Dataset entries:

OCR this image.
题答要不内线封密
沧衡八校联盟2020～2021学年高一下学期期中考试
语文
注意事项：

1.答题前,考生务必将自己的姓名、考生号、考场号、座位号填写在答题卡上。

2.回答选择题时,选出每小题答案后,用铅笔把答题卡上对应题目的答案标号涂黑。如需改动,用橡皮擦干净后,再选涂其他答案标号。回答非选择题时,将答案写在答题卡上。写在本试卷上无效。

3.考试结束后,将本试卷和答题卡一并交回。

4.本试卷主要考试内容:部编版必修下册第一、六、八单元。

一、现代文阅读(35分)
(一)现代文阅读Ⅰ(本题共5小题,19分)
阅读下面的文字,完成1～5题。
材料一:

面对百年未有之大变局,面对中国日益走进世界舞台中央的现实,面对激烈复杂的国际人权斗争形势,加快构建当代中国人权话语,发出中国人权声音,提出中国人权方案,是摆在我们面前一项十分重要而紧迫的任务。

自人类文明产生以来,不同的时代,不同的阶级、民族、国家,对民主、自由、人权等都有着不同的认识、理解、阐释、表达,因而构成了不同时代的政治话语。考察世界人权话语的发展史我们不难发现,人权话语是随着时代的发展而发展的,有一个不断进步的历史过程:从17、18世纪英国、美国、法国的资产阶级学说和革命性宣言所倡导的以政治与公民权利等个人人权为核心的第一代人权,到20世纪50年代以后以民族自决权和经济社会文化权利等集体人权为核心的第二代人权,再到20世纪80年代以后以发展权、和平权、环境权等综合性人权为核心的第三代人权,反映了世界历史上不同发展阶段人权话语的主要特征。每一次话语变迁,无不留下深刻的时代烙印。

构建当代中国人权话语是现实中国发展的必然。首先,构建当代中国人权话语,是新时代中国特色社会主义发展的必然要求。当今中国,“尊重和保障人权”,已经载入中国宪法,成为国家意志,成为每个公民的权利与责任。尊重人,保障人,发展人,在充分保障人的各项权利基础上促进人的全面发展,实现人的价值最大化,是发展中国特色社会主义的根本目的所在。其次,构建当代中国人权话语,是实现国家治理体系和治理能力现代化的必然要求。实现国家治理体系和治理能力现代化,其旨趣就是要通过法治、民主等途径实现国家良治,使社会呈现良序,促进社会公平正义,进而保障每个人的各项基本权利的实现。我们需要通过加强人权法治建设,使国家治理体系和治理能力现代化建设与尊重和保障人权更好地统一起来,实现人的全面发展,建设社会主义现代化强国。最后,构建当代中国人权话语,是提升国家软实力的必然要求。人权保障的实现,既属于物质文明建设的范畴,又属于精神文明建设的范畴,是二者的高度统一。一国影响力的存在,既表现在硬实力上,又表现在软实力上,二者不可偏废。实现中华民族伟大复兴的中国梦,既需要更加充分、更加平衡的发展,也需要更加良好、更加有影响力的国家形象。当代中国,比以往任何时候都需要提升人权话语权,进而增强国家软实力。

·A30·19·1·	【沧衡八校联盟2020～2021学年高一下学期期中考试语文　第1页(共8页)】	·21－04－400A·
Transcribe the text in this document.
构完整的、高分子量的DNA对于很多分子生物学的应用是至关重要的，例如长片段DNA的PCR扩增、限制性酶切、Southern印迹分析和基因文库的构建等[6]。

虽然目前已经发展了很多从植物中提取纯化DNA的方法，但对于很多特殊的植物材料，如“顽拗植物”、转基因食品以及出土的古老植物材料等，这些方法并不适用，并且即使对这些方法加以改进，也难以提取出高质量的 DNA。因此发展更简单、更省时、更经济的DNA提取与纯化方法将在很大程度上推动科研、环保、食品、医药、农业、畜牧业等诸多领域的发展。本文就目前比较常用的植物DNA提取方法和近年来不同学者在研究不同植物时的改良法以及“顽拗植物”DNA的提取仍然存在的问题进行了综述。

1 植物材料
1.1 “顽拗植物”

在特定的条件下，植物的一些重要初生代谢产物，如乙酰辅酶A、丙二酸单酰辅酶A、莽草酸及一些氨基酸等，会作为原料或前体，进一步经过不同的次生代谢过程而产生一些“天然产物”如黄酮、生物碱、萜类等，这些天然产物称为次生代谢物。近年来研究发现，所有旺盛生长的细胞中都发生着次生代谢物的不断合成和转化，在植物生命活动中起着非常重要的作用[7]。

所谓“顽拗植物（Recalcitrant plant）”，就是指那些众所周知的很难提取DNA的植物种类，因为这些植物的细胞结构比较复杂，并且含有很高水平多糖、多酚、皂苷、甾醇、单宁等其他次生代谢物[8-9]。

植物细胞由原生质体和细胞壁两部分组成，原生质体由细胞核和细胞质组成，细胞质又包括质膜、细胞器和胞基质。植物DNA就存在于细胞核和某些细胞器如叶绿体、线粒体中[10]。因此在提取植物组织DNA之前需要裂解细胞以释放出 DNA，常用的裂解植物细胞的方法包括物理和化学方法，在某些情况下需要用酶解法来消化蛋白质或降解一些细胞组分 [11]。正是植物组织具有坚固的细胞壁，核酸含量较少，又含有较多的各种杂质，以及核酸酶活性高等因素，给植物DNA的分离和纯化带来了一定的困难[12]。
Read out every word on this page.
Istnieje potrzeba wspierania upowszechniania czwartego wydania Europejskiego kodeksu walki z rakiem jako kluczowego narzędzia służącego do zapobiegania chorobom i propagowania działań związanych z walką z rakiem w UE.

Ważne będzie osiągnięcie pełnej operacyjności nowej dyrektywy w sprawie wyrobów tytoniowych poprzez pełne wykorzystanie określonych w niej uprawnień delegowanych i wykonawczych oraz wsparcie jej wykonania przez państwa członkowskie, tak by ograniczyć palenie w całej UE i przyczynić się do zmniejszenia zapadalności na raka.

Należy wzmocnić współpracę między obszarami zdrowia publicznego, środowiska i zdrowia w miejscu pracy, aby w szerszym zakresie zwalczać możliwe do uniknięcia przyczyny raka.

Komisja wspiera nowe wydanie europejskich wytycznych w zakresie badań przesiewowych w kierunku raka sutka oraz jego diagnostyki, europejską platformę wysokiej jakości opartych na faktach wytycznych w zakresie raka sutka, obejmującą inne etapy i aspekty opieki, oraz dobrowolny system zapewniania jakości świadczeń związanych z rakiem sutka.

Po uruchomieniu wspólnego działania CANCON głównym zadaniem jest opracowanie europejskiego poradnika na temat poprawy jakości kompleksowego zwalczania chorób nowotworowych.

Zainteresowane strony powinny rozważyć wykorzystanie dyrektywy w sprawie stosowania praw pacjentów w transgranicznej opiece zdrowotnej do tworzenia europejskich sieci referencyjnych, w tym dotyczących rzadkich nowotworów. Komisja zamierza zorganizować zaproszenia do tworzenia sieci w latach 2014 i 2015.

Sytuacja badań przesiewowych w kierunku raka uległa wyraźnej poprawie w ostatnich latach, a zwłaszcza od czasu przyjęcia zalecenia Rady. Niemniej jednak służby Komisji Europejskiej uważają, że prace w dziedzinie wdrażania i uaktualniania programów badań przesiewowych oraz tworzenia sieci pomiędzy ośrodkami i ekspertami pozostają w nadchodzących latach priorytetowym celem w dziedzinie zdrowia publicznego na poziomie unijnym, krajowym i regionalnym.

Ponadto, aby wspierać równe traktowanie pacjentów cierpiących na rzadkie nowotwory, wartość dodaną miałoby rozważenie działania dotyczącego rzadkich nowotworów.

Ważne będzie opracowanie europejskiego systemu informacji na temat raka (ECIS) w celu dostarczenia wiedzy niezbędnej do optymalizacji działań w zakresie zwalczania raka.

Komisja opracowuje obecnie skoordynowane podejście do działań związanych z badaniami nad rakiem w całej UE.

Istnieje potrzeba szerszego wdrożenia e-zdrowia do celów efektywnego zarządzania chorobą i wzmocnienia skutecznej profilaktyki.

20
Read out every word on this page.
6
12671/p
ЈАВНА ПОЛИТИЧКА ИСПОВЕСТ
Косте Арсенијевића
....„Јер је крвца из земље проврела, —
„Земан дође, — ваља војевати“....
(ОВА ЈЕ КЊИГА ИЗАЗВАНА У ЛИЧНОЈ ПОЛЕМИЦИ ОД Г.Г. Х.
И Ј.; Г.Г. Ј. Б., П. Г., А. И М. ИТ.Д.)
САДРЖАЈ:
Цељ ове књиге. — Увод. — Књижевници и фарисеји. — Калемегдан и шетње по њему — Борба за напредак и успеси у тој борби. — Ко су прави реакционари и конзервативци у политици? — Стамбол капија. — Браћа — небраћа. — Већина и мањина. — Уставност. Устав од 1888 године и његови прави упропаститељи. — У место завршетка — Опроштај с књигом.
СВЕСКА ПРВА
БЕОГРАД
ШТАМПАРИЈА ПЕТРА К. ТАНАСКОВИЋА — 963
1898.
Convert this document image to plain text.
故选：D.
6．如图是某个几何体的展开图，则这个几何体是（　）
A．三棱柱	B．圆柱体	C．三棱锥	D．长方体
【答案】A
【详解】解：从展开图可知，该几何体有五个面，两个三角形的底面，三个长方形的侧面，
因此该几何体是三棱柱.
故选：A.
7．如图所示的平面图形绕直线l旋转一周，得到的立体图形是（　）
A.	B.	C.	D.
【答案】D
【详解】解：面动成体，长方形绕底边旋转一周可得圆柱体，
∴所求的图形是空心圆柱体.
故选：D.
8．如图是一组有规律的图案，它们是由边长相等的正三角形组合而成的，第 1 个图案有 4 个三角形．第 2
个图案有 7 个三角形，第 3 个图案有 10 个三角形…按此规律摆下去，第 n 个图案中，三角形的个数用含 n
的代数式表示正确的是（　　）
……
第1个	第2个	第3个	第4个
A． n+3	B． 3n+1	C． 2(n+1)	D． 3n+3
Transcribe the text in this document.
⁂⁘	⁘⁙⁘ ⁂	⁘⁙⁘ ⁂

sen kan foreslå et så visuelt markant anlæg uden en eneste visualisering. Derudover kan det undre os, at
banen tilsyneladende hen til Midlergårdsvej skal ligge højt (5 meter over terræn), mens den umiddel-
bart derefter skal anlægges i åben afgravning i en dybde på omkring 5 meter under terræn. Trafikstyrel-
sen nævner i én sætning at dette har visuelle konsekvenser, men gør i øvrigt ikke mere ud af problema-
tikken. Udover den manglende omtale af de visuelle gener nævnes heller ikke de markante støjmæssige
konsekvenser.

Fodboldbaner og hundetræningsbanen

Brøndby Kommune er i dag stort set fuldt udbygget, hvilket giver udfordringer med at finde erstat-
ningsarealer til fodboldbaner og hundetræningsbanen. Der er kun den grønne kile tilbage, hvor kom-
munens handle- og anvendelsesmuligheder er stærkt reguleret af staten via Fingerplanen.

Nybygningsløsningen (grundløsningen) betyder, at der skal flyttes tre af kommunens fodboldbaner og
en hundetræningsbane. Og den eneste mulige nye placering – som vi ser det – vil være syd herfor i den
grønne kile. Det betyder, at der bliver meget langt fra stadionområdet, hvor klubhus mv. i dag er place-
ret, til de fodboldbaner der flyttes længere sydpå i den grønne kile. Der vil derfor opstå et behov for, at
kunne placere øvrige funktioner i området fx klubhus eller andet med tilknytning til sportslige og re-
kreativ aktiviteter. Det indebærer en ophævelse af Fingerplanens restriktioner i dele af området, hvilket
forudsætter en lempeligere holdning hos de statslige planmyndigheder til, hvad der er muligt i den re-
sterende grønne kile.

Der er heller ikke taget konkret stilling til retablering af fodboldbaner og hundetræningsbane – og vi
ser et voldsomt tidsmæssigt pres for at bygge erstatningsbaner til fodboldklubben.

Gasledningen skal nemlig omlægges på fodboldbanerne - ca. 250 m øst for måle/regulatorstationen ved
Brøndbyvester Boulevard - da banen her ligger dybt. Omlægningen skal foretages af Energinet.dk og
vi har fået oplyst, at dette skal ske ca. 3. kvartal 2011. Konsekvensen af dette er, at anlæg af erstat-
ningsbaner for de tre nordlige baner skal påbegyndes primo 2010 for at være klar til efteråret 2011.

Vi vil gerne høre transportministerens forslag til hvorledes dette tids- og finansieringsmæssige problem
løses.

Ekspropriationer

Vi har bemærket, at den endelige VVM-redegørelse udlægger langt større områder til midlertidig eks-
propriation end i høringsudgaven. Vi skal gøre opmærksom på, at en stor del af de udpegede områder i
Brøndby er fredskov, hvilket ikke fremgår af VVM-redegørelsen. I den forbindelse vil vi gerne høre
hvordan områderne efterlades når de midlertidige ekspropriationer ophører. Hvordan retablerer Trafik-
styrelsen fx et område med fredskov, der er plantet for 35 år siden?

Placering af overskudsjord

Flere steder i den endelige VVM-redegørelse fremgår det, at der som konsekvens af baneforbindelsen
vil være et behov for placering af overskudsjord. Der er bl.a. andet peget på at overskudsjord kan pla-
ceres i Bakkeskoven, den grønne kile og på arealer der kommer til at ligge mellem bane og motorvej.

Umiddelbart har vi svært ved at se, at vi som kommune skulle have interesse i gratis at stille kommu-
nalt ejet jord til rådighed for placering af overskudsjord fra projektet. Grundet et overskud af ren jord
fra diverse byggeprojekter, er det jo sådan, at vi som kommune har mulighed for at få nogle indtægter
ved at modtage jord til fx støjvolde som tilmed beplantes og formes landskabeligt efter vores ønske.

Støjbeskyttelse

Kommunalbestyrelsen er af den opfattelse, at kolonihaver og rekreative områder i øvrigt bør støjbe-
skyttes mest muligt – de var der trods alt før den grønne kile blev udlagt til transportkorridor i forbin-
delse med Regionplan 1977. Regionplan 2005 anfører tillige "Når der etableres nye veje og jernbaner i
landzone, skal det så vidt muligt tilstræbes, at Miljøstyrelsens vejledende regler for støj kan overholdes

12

__To do__:
Copy each line above that contains the string "kierunku".

__Written solution__:
Komisja wspiera nowe wydanie europejskich wytycznych w zakresie badań przesiewowych w kierunku raka sutka oraz jego diagnostyki, europejską platformę wysokiej jakości opartych na faktach wytycznych w zakresie raka sutka, obejmującą inne etapy i aspekty opieki, oraz dobrowolny system zapewniania jakości świadczeń związanych z rakiem sutka.
Sytuacja badań przesiewowych w kierunku raka uległa wyraźnej poprawie w ostatnich latach, a zwłaszcza od czasu przyjęcia zalecenia Rady. Niemniej jednak służby Komisji Europejskiej uważają, że prace w dziedzinie wdrażania i uaktualniania programów badań przesiewowych oraz tworzenia sieci pomiędzy ośrodkami i ekspertami pozostają w nadchodzących latach priorytetowym celem w dziedzinie zdrowia publicznego na poziomie unijnym, krajowym i regionalnym.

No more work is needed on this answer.